Passage shown ▸
════

Great Soul: Mahatma Gandhi and His Struggle With India is a 2011 biography of Indian political and spiritual leader Mohandas Karamchand Gandhi written by Pulitzer Prize-winning author Joseph Lelyveld and published by Alfred A Knopf.

The book is split between the time Gandhi spent in South Africa and his return to India as the Mahatma.

Great Soul: Mahatma Gandhi and His Struggle with India claims that the founder of modern India had a sexual relationship with Hermann Kallenbach, a German-Jewish bodybuilder, and also made disparaging remarks about black Africans during his early years in South Africa.

One criticism is Lelyveld’s use of documentary evidence and informed opinion to point to the relationship that Gandhi had developed with a Prussian architect whom the Indian playfully boasted as “having received physical training at the hands of [Eugen] Sandow [the father of modern bodybuilding]”. Lelyveld’s inquiry includes quotes from a letter sent by Gandhi to Kallenbach from London in 1909: “Your portrait (the only one) stands on my mantelpiece in the bedroom. The mantelpiece is opposite to the bed… [The purpose of which] is to show to you and me how completely you have taken possession of my body. This is slavery with a vengeance.”. Later, the Indian government bought several personal letters.

Critical and popular reception

Response in India
The Legislative Assembly of Gujarat, the lawmaking body of Gandhi's home state, voted unanimously on March 20, 2011, to ban Great Soul because of the controversy. Lelyveld has stated that the gay interpretation of his work is a mistake. "The book does not say that Gandhi was bisexual or homosexual. It says that he was celibate and deeply attached to Kallenbach. This is not news."

════

Data shown ▸

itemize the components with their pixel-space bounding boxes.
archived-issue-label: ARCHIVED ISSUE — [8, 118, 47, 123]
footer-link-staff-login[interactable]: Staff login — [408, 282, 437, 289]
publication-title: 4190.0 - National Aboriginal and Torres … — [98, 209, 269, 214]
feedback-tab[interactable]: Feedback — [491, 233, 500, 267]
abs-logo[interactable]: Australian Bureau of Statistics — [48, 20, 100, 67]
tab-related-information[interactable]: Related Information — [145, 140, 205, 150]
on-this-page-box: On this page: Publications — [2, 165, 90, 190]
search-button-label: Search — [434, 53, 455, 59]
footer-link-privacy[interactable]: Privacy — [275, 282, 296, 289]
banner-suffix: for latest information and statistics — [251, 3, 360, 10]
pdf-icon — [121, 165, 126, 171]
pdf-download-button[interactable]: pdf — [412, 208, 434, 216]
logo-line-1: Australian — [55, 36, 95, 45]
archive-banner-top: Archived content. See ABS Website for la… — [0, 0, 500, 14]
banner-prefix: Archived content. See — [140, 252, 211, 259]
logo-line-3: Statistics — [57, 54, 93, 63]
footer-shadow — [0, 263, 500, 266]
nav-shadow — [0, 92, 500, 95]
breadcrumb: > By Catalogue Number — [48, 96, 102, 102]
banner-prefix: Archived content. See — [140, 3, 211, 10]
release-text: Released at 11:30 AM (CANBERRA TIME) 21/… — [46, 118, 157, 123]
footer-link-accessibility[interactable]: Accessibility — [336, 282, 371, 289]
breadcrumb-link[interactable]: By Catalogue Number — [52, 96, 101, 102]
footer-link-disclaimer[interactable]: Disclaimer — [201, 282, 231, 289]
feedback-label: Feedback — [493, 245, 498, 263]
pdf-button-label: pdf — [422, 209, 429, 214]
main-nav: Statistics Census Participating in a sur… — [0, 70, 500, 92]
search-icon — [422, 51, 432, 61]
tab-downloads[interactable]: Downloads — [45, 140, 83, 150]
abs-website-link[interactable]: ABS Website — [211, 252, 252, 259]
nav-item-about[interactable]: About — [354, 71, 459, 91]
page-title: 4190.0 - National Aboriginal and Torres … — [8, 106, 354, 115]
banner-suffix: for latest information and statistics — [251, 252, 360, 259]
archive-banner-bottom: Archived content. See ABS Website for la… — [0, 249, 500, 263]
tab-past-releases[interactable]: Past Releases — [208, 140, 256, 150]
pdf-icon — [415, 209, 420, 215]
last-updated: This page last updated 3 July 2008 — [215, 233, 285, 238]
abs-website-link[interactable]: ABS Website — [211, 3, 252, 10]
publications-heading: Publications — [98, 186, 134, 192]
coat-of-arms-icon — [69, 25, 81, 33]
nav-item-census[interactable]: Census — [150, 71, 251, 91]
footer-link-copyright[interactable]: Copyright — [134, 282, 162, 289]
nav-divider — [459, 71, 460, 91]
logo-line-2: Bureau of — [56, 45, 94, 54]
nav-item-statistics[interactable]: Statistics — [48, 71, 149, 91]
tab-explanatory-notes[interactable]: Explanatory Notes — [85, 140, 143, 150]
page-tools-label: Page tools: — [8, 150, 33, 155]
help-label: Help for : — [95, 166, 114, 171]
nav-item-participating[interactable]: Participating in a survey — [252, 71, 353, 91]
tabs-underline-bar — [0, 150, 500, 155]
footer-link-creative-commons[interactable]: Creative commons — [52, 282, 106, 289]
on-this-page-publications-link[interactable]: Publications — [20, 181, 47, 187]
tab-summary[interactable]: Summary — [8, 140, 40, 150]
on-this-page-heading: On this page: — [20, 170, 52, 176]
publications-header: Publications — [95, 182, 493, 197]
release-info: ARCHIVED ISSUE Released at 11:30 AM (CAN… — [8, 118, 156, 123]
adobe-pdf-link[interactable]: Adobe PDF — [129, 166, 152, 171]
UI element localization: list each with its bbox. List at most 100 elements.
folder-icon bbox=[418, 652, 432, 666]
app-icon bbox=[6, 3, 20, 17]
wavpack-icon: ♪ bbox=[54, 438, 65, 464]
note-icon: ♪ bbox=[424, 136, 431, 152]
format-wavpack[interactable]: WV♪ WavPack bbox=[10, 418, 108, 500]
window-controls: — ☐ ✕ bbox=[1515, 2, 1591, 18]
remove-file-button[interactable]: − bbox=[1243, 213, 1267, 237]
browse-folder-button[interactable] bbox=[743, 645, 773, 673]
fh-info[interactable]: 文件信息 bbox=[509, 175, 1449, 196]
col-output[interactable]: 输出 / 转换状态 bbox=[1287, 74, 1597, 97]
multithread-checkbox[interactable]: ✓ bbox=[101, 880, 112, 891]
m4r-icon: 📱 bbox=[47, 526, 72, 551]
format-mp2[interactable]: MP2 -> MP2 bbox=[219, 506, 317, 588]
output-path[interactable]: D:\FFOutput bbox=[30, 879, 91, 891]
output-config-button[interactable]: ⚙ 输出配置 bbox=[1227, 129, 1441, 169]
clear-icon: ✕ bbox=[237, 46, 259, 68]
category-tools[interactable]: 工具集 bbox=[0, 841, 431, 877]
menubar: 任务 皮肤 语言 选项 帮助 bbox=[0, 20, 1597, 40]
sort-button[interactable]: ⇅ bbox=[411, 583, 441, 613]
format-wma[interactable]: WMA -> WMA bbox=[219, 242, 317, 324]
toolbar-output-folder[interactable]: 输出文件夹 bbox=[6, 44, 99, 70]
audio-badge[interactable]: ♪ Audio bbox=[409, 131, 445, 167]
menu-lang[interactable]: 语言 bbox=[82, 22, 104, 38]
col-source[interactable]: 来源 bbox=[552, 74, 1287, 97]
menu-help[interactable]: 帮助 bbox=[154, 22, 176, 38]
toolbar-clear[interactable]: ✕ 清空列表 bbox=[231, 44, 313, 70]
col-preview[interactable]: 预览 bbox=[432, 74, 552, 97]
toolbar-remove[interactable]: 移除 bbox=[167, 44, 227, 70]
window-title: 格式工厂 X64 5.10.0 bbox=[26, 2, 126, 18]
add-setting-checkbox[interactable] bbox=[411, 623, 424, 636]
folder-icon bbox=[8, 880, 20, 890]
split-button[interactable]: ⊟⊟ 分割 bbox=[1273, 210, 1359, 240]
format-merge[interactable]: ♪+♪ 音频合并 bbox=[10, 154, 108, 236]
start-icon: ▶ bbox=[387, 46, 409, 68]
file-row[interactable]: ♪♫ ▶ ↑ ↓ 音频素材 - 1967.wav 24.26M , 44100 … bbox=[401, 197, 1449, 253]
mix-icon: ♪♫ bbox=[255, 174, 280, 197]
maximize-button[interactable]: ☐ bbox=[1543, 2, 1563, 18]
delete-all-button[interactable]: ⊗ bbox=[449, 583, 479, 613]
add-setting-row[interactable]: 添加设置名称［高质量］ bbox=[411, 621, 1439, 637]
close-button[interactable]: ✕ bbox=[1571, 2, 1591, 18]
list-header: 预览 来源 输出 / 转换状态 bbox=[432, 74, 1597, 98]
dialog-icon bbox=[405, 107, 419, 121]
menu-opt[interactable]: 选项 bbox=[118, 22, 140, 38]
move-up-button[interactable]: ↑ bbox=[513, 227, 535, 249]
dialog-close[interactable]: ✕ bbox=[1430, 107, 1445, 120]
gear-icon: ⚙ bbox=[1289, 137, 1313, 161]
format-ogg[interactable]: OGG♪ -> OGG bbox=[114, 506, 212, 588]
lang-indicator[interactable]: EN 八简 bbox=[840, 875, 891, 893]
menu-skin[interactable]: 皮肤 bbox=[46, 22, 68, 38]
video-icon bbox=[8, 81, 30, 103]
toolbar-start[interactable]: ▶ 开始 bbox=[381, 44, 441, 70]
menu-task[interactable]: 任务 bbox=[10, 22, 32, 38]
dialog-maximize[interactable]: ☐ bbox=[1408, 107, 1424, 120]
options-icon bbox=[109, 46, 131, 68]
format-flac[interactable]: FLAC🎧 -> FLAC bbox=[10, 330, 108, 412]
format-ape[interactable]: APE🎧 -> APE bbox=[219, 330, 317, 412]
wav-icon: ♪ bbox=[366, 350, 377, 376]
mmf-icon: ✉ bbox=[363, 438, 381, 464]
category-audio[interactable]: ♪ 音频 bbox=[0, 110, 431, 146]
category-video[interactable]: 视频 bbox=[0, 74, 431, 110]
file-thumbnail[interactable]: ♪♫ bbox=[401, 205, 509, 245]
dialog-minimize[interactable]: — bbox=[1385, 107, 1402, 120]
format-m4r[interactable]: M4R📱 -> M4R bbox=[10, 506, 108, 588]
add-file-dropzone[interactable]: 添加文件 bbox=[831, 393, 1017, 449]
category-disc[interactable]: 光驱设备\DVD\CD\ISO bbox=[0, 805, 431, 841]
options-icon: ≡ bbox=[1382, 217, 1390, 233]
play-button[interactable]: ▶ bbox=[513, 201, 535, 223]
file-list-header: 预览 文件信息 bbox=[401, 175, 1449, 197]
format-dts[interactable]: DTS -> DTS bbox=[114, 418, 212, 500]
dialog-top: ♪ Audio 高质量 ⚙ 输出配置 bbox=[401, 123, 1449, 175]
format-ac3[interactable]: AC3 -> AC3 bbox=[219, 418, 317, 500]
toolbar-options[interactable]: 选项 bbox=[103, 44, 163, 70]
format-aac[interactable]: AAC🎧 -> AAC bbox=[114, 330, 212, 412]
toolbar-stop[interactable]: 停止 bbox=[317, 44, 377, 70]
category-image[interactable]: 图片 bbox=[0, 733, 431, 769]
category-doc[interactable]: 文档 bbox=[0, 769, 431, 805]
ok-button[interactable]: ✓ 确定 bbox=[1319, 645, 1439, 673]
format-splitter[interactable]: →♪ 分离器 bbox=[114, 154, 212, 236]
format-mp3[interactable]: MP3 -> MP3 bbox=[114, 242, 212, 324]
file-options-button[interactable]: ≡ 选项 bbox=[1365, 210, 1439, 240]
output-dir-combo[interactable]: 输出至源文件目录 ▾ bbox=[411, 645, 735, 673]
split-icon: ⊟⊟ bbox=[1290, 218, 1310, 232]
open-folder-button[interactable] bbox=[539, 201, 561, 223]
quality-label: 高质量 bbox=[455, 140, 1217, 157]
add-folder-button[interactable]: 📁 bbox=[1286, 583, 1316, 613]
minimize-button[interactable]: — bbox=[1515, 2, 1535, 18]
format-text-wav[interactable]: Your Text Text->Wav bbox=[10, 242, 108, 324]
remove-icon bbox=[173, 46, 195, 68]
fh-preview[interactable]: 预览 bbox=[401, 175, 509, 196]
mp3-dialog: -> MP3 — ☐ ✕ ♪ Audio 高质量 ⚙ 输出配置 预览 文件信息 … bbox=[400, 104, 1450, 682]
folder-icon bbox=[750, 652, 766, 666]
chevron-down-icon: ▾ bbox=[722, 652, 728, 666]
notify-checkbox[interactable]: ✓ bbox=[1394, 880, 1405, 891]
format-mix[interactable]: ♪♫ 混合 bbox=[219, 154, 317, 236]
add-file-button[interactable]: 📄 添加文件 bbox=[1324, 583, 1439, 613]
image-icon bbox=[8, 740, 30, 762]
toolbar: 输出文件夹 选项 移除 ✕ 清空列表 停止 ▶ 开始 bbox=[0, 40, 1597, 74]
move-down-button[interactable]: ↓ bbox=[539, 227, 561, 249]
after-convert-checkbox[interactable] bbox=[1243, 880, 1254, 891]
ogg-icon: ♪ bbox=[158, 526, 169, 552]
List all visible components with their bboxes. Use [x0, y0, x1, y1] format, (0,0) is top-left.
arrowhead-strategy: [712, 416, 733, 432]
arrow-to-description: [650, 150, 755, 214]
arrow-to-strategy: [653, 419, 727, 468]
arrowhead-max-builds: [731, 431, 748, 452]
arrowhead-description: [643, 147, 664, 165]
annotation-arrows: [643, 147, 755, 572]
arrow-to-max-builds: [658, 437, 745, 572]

════

Actions to take ▸
(1) Copy out the part of the article on the Gandhi biography Great Soul that begins with the words containing "Great Soul: Mahatma Gandhi and His Struggle With India is" and ends with "as the Mahatma.".
(2) In the article on the Gandhi biography Great Soul, on what date did the Legislative Assembly of Gujarat vote to ban the book?
(3) Pick up the article on the Gandhi biography Great Soul after its last sentence and keep writing.

Task-by-task answers ▸
(1)
Great Soul: Mahatma Gandhi and His Struggle With India is a 2011 biography of Indian political and spiritual leader Mohandas Karamchand Gandhi written by Pulitzer Prize-winning author Joseph Lelyveld and published by Alfred A Knopf.

The book is split between the time Gandhi spent in South Africa and his return to India as the Mahatma.

(2) March 20, 2011.

(3)
Review by the New York Times
Writing for The New York Times, Hari Kunzru finds Great Soul to be "judicious and thoughtful". Lelyveld's book, he writes, will be revelatory to American readers who may only be familiar with the rudiments of Gandhi's life and for those readers, perhaps especially Indian readers, who are better acquainted with the Gandhi story the book's portrait of the man will still be challenging.

Reports of passages within the book regarding the nature of Gandhi and Kallenbach's relationship prompted the Wall Street Journal to ponder "Was Gandhi gay?" Kunzru for the Times observes that modern readers who are less familiar with the concept of Platonic love may interpret the relationship, in particular their romantic-sounding letters, as indicating a sexually charged relationship. However, he adds that Gandhi in 1906 took a vow of celibacy, which both Gandhi and the people of India saw as a cornerstone of his moral authority.

Review by the Wall Street Journal
British historian Andrew Roberts, in writing for The Wall Street Journal, counters this idea of celibacy, with descriptions of Gandhi's 'testing' of his vow of celibacy with young women. He also quotes passages from Gandhi's letters to Kallenbach included in the text, such as "how completely you have taken possession of my body. This is slavery with a vengeance" to support his conclusion that Gandhi was a "sexual weirdo" along with being "a political incompetent and a fanatical faddist".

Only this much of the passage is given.